START Data extract

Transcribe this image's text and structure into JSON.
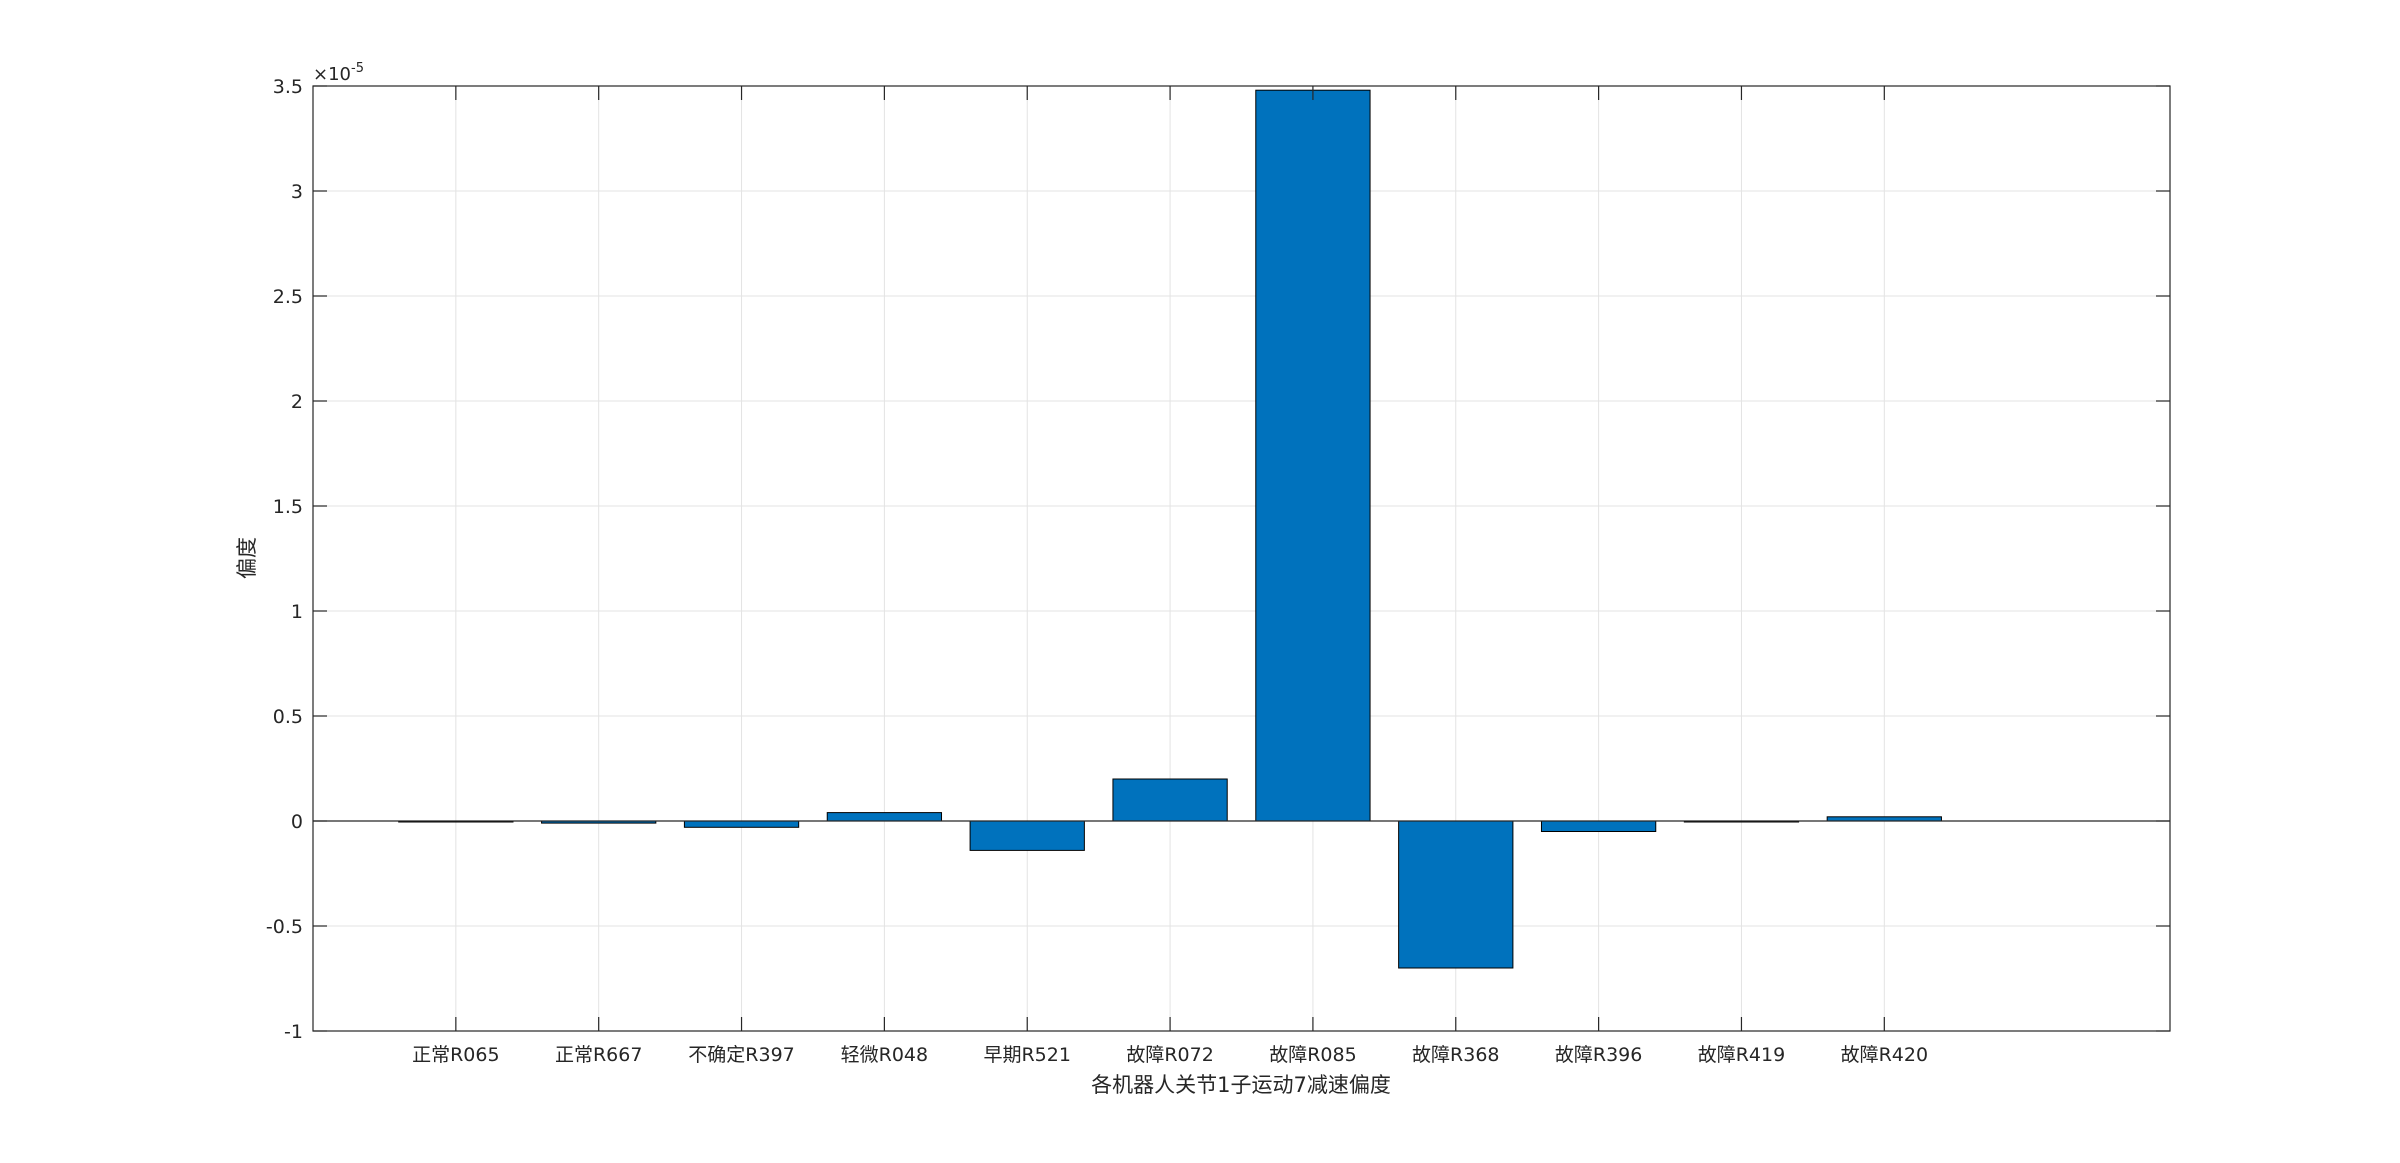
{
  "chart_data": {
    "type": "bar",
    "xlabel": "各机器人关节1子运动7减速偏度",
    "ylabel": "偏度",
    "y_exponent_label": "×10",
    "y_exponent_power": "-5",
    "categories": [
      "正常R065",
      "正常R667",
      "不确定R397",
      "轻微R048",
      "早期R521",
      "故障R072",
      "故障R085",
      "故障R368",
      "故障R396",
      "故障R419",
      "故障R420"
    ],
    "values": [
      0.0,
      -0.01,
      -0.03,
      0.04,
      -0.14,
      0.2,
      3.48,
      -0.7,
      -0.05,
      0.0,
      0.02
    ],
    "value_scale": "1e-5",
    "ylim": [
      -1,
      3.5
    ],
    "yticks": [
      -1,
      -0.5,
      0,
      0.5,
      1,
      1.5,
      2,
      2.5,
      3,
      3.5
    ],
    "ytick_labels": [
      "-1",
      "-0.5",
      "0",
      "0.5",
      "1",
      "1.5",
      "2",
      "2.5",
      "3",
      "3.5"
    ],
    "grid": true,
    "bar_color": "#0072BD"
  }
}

END Data extract

* _The task_:
Every line of the material is to be quoted exactly, with no pictures carried over.

* _Result_:
Transcribe this image's text and structure into JSON.
{
  "chart_data": {
    "type": "bar",
    "xlabel": "各机器人关节1子运动7减速偏度",
    "ylabel": "偏度",
    "y_exponent_label": "×10",
    "y_exponent_power": "-5",
    "categories": [
      "正常R065",
      "正常R667",
      "不确定R397",
      "轻微R048",
      "早期R521",
      "故障R072",
      "故障R085",
      "故障R368",
      "故障R396",
      "故障R419",
      "故障R420"
    ],
    "values": [
      0.0,
      -0.01,
      -0.03,
      0.04,
      -0.14,
      0.2,
      3.48,
      -0.7,
      -0.05,
      0.0,
      0.02
    ],
    "value_scale": "1e-5",
    "ylim": [
      -1,
      3.5
    ],
    "yticks": [
      -1,
      -0.5,
      0,
      0.5,
      1,
      1.5,
      2,
      2.5,
      3,
      3.5
    ],
    "ytick_labels": [
      "-1",
      "-0.5",
      "0",
      "0.5",
      "1",
      "1.5",
      "2",
      "2.5",
      "3",
      "3.5"
    ],
    "grid": true,
    "bar_color": "#0072BD"
  }
}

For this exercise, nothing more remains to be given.